OBJECTIVE
Which lines below hold the word "log₁₀"? Report each one.
** START PROVIDED DATA **
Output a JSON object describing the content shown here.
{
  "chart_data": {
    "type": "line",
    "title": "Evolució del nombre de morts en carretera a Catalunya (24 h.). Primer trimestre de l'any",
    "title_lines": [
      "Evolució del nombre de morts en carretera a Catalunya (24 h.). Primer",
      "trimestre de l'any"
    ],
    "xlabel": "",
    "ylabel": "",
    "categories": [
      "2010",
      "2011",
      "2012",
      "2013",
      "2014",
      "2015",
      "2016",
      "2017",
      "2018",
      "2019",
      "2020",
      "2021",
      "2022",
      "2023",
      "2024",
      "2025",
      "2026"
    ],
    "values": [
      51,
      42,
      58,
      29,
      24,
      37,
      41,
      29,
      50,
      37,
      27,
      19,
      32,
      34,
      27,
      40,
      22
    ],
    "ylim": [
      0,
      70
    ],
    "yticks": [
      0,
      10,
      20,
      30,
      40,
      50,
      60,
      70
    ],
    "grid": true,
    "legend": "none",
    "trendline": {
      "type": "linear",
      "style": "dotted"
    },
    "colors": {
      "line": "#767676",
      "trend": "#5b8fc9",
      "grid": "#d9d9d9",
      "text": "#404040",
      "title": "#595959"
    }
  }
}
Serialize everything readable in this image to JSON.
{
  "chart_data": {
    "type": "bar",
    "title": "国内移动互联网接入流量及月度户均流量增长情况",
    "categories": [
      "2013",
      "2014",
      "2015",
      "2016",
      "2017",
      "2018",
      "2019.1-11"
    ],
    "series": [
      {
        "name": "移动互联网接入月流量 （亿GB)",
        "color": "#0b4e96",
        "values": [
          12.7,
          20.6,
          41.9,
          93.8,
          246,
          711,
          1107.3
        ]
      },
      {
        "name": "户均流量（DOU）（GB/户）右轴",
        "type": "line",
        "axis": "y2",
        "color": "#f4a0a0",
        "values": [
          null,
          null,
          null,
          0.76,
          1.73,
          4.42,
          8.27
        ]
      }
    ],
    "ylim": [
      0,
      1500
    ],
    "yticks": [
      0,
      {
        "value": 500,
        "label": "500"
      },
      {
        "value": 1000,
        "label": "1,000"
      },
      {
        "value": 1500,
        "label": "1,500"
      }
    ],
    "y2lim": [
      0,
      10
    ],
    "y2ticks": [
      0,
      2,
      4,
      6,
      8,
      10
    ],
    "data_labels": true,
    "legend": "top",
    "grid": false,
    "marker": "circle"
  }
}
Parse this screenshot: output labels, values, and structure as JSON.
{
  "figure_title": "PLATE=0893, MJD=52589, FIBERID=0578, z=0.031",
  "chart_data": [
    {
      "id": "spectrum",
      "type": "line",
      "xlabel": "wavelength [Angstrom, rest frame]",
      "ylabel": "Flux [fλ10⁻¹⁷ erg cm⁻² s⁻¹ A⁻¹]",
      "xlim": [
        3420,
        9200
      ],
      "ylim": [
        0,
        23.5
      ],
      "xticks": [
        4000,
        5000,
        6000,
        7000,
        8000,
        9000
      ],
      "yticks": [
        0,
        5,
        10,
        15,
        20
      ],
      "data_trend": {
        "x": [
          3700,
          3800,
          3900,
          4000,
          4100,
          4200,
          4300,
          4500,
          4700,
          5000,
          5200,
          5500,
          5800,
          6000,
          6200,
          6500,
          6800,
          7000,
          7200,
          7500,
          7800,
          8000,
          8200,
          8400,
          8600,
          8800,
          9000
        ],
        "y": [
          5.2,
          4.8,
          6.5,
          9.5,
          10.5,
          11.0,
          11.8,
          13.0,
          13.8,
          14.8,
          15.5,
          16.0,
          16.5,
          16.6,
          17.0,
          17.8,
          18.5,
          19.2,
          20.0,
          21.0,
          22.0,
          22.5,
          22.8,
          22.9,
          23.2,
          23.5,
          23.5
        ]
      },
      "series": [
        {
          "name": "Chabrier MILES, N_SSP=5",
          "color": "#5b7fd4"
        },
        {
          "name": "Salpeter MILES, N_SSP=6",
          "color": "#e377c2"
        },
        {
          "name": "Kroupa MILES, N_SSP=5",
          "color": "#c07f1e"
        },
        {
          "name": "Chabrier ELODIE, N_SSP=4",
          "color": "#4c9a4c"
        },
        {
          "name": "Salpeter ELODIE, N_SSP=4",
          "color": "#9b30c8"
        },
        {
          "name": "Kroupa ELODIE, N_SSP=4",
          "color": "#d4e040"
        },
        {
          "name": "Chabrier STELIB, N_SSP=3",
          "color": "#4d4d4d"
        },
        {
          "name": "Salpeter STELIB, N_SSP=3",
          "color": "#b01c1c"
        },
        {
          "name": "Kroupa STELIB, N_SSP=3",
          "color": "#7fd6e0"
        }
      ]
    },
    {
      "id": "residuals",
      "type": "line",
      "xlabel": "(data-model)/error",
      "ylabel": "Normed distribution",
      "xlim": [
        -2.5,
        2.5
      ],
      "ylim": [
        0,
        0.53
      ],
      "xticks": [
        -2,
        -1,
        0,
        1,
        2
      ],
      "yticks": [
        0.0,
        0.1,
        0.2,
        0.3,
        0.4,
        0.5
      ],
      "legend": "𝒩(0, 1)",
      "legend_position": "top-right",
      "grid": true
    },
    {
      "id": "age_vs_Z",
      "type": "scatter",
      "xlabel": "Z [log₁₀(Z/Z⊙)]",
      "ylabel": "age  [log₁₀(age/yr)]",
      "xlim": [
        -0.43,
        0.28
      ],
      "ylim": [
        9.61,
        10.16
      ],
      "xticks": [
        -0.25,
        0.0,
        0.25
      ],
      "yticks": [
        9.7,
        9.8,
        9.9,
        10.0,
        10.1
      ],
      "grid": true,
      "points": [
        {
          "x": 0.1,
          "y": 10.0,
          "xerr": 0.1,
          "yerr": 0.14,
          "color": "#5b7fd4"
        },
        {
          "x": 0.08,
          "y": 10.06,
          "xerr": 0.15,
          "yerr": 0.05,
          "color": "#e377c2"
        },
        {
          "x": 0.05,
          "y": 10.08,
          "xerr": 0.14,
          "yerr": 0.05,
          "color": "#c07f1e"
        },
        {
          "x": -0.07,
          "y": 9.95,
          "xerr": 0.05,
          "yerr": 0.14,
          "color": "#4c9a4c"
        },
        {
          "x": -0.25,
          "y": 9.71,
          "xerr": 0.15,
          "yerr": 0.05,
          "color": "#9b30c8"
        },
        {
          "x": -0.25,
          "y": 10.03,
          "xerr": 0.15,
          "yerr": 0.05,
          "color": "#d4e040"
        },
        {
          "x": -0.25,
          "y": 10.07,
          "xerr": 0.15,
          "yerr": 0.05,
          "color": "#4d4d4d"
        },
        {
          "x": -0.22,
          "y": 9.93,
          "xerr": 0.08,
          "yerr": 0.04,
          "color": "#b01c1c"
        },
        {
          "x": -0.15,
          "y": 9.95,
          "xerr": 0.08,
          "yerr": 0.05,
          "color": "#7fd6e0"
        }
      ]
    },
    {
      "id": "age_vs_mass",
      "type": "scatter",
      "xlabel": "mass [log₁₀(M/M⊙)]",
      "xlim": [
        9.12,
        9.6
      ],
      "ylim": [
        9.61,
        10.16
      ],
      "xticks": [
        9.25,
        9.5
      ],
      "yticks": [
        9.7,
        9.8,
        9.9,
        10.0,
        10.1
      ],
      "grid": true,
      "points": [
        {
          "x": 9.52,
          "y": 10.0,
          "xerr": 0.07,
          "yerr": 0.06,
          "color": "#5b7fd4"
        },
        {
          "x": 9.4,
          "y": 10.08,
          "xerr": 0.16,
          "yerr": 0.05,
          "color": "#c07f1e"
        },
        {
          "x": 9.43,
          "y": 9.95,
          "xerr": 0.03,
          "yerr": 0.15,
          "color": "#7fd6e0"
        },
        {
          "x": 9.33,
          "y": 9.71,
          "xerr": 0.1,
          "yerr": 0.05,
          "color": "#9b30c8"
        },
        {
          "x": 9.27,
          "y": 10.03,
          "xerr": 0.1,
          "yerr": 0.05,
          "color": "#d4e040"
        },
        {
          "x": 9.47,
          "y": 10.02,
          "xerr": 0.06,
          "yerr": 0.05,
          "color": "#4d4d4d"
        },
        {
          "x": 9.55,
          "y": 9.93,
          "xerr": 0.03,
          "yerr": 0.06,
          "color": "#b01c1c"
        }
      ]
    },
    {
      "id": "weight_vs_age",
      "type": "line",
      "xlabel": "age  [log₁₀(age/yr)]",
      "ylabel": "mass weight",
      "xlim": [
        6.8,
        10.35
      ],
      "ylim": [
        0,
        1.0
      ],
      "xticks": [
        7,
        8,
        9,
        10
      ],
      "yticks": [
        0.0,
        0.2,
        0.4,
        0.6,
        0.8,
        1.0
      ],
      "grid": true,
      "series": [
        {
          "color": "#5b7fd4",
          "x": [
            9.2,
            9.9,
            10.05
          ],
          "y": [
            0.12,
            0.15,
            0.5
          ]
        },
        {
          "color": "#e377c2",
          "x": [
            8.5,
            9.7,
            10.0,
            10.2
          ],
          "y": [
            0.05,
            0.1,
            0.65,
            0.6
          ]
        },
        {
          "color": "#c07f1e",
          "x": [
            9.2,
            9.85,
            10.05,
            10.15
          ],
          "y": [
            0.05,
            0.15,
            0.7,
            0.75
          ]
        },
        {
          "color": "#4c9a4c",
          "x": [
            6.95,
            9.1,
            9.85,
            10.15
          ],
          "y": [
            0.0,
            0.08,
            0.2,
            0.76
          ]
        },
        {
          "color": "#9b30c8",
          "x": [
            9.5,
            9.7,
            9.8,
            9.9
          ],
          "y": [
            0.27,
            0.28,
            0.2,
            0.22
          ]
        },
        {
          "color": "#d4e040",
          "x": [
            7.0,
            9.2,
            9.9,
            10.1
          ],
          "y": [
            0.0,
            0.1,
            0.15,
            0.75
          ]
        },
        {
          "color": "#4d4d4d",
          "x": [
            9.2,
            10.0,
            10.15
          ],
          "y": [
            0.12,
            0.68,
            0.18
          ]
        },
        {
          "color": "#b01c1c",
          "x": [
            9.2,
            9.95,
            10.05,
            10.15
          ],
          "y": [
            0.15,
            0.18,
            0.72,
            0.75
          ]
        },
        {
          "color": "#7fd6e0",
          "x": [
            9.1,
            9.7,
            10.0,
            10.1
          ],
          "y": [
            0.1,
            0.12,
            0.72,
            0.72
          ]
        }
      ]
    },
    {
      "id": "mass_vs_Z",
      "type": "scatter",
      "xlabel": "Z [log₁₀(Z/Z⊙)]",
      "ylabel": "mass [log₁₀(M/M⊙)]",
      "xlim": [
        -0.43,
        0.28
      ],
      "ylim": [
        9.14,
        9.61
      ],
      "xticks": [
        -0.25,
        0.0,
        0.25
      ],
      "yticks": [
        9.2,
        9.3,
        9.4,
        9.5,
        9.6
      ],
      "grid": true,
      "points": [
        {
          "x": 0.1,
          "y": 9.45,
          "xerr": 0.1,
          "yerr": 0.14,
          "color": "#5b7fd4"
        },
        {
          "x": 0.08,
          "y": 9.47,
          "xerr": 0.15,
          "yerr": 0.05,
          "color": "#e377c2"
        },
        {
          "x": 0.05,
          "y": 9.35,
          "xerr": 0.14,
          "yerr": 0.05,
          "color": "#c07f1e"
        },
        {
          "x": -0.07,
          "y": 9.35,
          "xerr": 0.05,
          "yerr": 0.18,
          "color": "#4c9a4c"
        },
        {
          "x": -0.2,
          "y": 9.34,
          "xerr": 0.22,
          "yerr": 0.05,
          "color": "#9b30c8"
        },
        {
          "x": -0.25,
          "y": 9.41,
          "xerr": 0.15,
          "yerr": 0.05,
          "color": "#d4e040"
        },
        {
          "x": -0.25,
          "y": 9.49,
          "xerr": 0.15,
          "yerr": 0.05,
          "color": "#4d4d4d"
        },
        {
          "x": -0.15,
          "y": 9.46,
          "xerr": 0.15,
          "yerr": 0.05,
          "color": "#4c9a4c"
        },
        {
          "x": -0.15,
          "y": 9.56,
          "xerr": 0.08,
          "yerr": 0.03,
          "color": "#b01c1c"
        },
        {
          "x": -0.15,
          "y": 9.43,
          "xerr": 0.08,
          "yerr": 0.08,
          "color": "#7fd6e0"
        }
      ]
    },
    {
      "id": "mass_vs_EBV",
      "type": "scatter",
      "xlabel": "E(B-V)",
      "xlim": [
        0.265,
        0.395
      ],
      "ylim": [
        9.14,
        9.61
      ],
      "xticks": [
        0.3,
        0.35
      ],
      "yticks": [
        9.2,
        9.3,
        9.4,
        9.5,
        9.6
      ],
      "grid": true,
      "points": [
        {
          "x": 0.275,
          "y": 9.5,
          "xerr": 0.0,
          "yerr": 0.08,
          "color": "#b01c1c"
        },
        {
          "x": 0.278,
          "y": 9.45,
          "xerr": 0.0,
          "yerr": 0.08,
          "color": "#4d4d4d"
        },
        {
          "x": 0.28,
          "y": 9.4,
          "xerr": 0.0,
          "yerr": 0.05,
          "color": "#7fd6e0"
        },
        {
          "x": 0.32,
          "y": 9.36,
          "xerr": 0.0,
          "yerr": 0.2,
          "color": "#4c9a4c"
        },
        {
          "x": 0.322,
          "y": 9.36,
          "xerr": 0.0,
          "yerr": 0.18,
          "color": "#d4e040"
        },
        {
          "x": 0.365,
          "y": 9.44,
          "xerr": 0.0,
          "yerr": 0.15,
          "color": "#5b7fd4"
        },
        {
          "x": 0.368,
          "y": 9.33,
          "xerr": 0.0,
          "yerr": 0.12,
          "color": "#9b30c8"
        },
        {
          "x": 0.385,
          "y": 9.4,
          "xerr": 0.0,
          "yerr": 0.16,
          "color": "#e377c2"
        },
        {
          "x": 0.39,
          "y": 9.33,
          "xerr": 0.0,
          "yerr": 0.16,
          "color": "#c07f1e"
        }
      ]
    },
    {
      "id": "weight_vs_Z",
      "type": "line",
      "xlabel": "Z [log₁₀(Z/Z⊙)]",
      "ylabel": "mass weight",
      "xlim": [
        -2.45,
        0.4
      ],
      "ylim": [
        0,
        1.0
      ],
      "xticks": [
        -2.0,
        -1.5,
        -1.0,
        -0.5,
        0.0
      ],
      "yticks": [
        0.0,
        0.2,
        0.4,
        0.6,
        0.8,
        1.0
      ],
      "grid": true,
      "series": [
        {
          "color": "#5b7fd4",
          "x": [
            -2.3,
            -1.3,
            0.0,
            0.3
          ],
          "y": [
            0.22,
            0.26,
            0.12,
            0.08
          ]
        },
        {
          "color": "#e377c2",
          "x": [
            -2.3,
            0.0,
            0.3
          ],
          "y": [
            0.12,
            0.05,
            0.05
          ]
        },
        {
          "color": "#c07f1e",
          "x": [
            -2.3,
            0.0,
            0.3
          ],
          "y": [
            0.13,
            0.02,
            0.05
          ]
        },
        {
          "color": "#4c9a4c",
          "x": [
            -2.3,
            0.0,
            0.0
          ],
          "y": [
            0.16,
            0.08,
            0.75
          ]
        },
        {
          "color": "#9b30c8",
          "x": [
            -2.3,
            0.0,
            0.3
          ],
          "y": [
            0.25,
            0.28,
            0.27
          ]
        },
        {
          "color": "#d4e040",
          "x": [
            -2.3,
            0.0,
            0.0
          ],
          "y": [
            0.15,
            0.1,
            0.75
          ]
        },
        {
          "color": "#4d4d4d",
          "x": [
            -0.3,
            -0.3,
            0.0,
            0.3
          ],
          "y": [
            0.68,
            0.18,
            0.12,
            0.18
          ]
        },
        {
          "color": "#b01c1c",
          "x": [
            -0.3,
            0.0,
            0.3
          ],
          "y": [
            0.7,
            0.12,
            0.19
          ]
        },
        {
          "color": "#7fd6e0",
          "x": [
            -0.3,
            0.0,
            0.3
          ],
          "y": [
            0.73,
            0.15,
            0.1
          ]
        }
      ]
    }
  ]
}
** END PROVIDED DATA **
THE REPLY
      "xlabel": "Z [log₁₀(Z/Z⊙)]",
      "ylabel": "age  [log₁₀(age/yr)]",
      "xlabel": "mass [log₁₀(M/M⊙)]",
      "xlabel": "age  [log₁₀(age/yr)]",
      "xlabel": "Z [log₁₀(Z/Z⊙)]",
      "ylabel": "mass [log₁₀(M/M⊙)]",
      "xlabel": "Z [log₁₀(Z/Z⊙)]",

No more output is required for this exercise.